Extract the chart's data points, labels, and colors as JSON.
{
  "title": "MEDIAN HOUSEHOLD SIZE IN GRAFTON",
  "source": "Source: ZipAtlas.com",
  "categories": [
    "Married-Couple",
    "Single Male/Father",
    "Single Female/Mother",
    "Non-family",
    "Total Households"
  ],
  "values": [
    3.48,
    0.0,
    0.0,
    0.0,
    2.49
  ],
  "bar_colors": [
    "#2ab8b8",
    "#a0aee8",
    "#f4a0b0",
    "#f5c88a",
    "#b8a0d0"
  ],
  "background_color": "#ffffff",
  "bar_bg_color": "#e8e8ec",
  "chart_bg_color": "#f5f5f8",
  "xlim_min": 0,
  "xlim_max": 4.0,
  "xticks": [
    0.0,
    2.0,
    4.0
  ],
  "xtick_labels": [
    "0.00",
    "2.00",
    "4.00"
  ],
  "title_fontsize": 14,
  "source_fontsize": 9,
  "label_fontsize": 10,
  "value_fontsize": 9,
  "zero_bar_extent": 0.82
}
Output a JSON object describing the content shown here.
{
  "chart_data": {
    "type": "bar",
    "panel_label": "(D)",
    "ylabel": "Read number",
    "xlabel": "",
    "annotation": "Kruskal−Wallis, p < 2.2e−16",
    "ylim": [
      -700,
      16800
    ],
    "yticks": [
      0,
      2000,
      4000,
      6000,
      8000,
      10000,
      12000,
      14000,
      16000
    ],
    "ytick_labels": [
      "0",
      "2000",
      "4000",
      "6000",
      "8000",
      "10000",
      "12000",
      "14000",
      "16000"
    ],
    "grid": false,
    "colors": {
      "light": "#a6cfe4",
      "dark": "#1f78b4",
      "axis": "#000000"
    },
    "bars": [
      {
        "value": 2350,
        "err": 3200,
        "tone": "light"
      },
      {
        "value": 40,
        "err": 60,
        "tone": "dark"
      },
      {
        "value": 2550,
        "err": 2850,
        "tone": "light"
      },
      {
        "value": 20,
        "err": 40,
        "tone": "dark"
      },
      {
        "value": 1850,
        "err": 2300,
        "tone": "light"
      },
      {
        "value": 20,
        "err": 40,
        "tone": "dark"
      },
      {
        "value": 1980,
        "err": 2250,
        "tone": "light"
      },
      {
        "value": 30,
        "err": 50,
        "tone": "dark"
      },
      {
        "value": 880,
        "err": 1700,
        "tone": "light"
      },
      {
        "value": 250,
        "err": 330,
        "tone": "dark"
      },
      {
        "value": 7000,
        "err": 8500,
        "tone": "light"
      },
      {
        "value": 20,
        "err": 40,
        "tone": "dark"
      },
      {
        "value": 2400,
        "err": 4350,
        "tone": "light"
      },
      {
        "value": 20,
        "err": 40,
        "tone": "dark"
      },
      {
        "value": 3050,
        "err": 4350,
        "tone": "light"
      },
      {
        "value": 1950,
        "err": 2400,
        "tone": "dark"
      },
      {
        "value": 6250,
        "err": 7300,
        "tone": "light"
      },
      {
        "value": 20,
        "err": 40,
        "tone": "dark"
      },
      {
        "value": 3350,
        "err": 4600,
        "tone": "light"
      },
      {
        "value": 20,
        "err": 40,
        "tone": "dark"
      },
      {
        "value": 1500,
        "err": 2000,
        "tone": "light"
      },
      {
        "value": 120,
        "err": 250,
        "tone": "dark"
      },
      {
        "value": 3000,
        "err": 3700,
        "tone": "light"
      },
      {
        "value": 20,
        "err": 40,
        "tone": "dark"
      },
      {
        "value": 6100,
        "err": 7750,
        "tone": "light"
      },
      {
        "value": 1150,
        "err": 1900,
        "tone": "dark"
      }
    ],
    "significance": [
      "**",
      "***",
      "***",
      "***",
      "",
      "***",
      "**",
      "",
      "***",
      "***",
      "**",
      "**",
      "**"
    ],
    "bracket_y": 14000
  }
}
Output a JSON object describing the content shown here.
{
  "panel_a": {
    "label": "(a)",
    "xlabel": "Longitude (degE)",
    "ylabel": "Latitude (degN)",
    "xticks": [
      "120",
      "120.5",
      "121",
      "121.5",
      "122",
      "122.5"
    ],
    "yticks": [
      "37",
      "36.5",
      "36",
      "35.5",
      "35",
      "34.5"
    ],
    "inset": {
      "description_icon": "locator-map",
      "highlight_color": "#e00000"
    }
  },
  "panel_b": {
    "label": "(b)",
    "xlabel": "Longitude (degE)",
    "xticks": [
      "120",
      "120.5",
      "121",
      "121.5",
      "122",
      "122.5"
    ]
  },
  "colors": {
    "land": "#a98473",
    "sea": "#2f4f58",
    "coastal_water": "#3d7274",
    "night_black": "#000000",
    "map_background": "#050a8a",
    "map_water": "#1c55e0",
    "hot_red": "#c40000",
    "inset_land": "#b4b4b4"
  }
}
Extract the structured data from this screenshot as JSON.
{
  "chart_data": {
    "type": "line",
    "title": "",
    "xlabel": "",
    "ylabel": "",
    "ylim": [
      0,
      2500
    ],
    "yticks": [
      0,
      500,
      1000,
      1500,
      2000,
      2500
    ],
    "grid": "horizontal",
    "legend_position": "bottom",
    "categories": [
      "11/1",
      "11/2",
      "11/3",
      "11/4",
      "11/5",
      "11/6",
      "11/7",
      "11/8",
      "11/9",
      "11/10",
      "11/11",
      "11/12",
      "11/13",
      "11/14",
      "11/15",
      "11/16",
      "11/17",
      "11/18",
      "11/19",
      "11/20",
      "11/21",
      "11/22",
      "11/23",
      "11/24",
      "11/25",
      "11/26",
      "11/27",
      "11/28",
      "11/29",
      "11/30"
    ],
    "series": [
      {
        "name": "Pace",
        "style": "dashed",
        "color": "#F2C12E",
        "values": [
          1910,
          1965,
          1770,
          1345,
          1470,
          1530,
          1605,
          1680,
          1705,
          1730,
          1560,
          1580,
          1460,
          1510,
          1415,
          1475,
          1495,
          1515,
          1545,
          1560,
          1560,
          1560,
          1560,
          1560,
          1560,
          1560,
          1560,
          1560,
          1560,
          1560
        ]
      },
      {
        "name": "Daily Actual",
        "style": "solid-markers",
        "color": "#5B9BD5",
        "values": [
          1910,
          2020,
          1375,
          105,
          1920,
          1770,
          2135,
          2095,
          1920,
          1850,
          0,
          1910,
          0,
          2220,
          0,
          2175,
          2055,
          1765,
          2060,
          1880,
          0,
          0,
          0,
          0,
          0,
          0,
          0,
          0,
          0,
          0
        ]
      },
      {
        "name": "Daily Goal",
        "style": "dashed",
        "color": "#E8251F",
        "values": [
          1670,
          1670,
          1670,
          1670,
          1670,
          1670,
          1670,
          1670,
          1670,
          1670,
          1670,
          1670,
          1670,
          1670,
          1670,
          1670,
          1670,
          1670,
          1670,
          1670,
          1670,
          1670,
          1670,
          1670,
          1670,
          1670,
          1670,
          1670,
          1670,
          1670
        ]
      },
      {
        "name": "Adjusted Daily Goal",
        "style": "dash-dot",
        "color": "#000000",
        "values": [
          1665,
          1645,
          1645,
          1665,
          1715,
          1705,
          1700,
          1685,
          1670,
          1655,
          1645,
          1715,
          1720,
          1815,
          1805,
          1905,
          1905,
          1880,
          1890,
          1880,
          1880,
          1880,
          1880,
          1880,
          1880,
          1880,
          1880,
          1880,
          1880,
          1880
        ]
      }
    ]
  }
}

++++++++++

BRIEF:
Check each line of the records for the word "JSON" and extract those that contain it.

RESPONSE FOR THIS EXERCISE:
Extract the chart's data points, labels, and colors as JSON.
Output a JSON object describing the content shown here.
Output a JSON object describing the content shown here.
Extract the structured data from this screenshot as JSON.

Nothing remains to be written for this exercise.